## START Data for this task

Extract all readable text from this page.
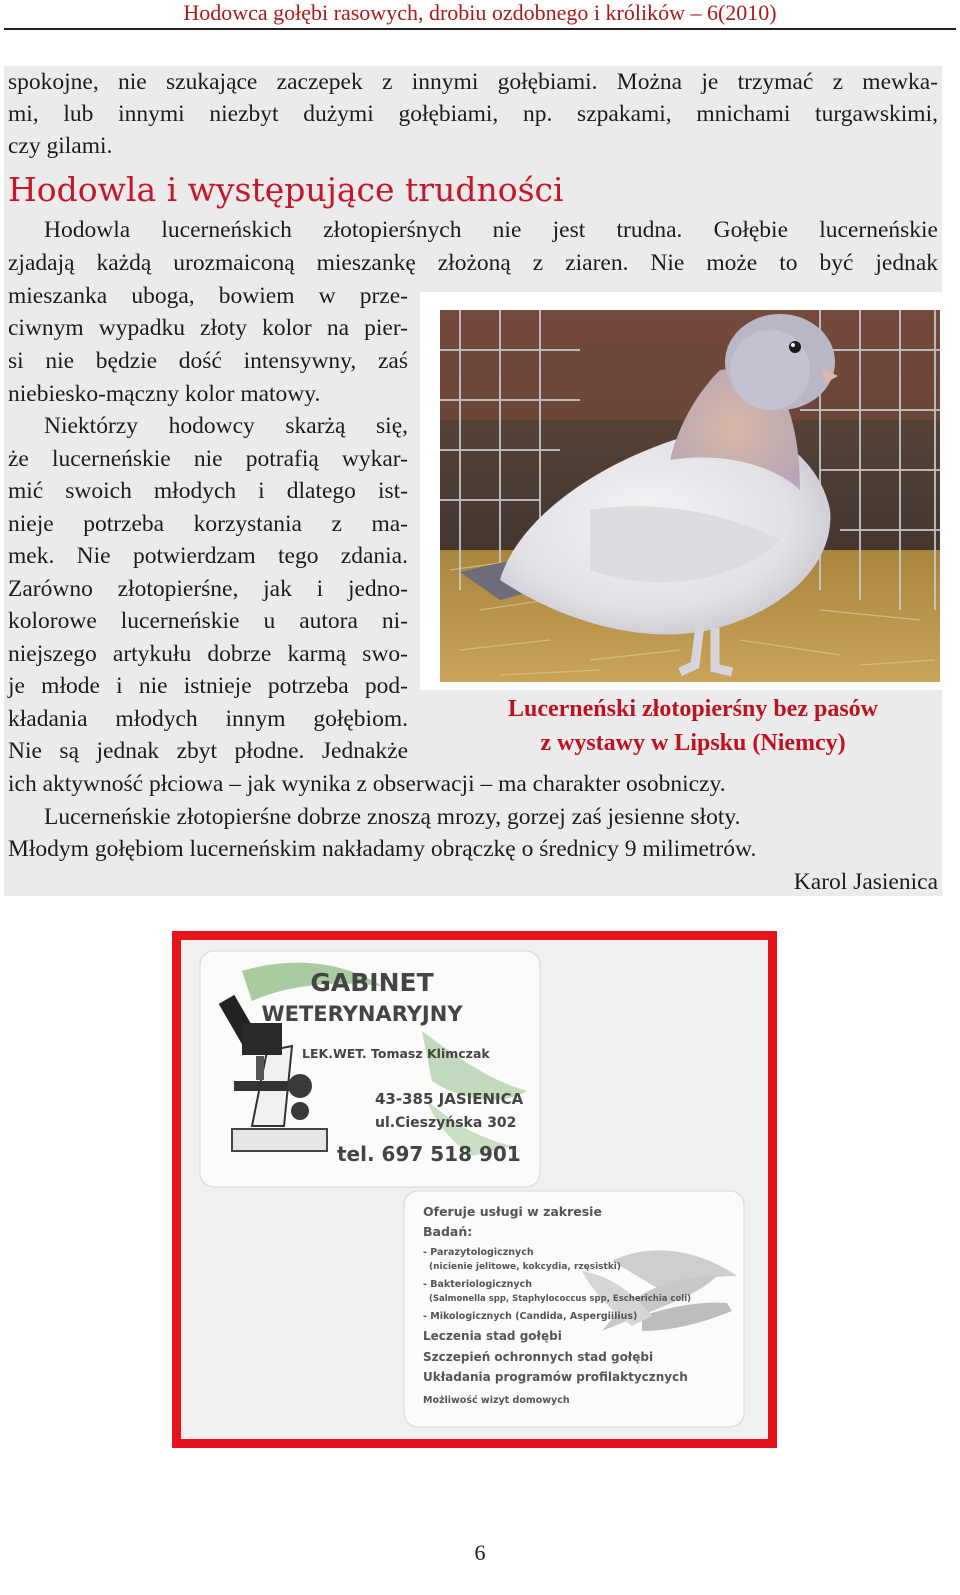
Hodowca gołębi rasowych, drobiu ozdobnego i królików – 6(2010)

spokojne, nie szukające zaczepek z innymi gołębiami. Można je trzymać z mewka-

mi, lub innymi niezbyt dużymi gołębiami, np. szpakami, mnichami turgawskimi,

czy gilami.

Hodowla i występujące trudności

Hodowla lucerneńskich złotopierśnych nie jest trudna. Gołębie lucerneńskie

zjadają każdą urozmaiconą mieszankę złożoną z ziaren. Nie może to być jednak

mieszanka uboga, bowiem w prze-

ciwnym wypadku złoty kolor na pier-

si nie będzie dość intensywny, zaś

niebiesko-mączny kolor matowy.

Niektórzy hodowcy skarżą się,

że lucerneńskie nie potrafią wykar-

mić swoich młodych i dlatego ist-

nieje potrzeba korzystania z ma-

mek. Nie potwierdzam tego zdania.

Zarówno złotopierśne, jak i jedno-

kolorowe lucerneńskie u autora ni-

niejszego artykułu dobrze karmą swo-

je młode i nie istnieje potrzeba pod-

kładania młodych innym gołębiom.

Nie są jednak zbyt płodne. Jednakże

Lucerneński złotopierśny bez pasów
z wystawy w Lipsku (Niemcy)

ich aktywność płciowa – jak wynika z obserwacji – ma charakter osobniczy.

Lucerneńskie złotopierśne dobrze znoszą mrozy, gorzej zaś jesienne słoty.

Młodym gołębiom lucerneńskim nakładamy obrączkę o średnicy 9 milimetrów.

Karol Jasienica

GABINET
WETERYNARYJNY
LEK.WET. Tomasz Klimczak
43-385 JASIENICA
ul.Cieszyńska 302
tel. 697 518 901
Oferuje usługi w zakresie
Badań:
- Parazytologicznych
(nicienie jelitowe, kokcydia, rzęsistki)
- Bakteriologicznych
(Salmonella spp, Staphylococcus spp, Escherichia coli)
- Mikologicznych (Candida, Aspergiilius)
Leczenia stad gołębi
Szczepień ochronnych stad gołębi
Układania programów profilaktycznych
Możliwość wizyt domowych
6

## END Data for this task

## Challenge
Return the whole listing, word for word, and leave out every picture.

## Output of the task
Extract all readable text from this page.
Hodowca gołębi rasowych, drobiu ozdobnego i królików – 6(2010)

spokojne, nie szukające zaczepek z innymi gołębiami. Można je trzymać z mewka-

mi, lub innymi niezbyt dużymi gołębiami, np. szpakami, mnichami turgawskimi,

czy gilami.

Hodowla i występujące trudności

Hodowla lucerneńskich złotopierśnych nie jest trudna. Gołębie lucerneńskie

zjadają każdą urozmaiconą mieszankę złożoną z ziaren. Nie może to być jednak

mieszanka uboga, bowiem w prze-

ciwnym wypadku złoty kolor na pier-

si nie będzie dość intensywny, zaś

niebiesko-mączny kolor matowy.

Niektórzy hodowcy skarżą się,

że lucerneńskie nie potrafią wykar-

mić swoich młodych i dlatego ist-

nieje potrzeba korzystania z ma-

mek. Nie potwierdzam tego zdania.

Zarówno złotopierśne, jak i jedno-

kolorowe lucerneńskie u autora ni-

niejszego artykułu dobrze karmą swo-

je młode i nie istnieje potrzeba pod-

kładania młodych innym gołębiom.

Nie są jednak zbyt płodne. Jednakże

Lucerneński złotopierśny bez pasów
z wystawy w Lipsku (Niemcy)

ich aktywność płciowa – jak wynika z obserwacji – ma charakter osobniczy.

Lucerneńskie złotopierśne dobrze znoszą mrozy, gorzej zaś jesienne słoty.

Młodym gołębiom lucerneńskim nakładamy obrączkę o średnicy 9 milimetrów.

Karol Jasienica

GABINET
WETERYNARYJNY
LEK.WET. Tomasz Klimczak
43-385 JASIENICA
ul.Cieszyńska 302
tel. 697 518 901
Oferuje usługi w zakresie
Badań:
- Parazytologicznych
(nicienie jelitowe, kokcydia, rzęsistki)
- Bakteriologicznych
(Salmonella spp, Staphylococcus spp, Escherichia coli)
- Mikologicznych (Candida, Aspergiilius)
Leczenia stad gołębi
Szczepień ochronnych stad gołębi
Układania programów profilaktycznych
Możliwość wizyt domowych
6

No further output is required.